## Your instructions:
Retype all the records with nothing changed.

## Record set:
........
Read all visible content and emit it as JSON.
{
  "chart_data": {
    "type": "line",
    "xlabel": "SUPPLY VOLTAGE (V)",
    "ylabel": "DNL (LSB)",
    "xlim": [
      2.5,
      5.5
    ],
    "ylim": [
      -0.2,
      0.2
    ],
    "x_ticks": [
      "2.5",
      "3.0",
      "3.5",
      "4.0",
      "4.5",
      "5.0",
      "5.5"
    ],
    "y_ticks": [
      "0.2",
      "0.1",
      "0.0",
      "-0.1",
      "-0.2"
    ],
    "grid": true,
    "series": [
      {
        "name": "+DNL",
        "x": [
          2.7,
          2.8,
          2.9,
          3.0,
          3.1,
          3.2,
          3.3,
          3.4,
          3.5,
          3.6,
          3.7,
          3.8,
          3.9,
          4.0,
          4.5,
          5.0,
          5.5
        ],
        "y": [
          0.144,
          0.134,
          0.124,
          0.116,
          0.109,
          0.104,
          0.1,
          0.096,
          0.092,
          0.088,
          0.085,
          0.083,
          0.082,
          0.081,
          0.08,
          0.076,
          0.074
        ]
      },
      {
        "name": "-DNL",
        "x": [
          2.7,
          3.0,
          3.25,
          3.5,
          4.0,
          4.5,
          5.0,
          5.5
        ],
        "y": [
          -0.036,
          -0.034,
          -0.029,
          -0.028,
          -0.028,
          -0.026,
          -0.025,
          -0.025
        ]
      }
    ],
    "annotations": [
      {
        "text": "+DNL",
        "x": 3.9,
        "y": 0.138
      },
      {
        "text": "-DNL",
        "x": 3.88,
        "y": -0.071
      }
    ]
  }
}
........
## Written response:
Read all visible content and emit it as JSON.
{
  "chart_data": {
    "type": "line",
    "xlabel": "SUPPLY VOLTAGE (V)",
    "ylabel": "DNL (LSB)",
    "xlim": [
      2.5,
      5.5
    ],
    "ylim": [
      -0.2,
      0.2
    ],
    "x_ticks": [
      "2.5",
      "3.0",
      "3.5",
      "4.0",
      "4.5",
      "5.0",
      "5.5"
    ],
    "y_ticks": [
      "0.2",
      "0.1",
      "0.0",
      "-0.1",
      "-0.2"
    ],
    "grid": true,
    "series": [
      {
        "name": "+DNL",
        "x": [
          2.7,
          2.8,
          2.9,
          3.0,
          3.1,
          3.2,
          3.3,
          3.4,
          3.5,
          3.6,
          3.7,
          3.8,
          3.9,
          4.0,
          4.5,
          5.0,
          5.5
        ],
        "y": [
          0.144,
          0.134,
          0.124,
          0.116,
          0.109,
          0.104,
          0.1,
          0.096,
          0.092,
          0.088,
          0.085,
          0.083,
          0.082,
          0.081,
          0.08,
          0.076,
          0.074
        ]
      },
      {
        "name": "-DNL",
        "x": [
          2.7,
          3.0,
          3.25,
          3.5,
          4.0,
          4.5,
          5.0,
          5.5
        ],
        "y": [
          -0.036,
          -0.034,
          -0.029,
          -0.028,
          -0.028,
          -0.026,
          -0.025,
          -0.025
        ]
      }
    ],
    "annotations": [
      {
        "text": "+DNL",
        "x": 3.9,
        "y": 0.138
      },
      {
        "text": "-DNL",
        "x": 3.88,
        "y": -0.071
      }
    ]
  }
}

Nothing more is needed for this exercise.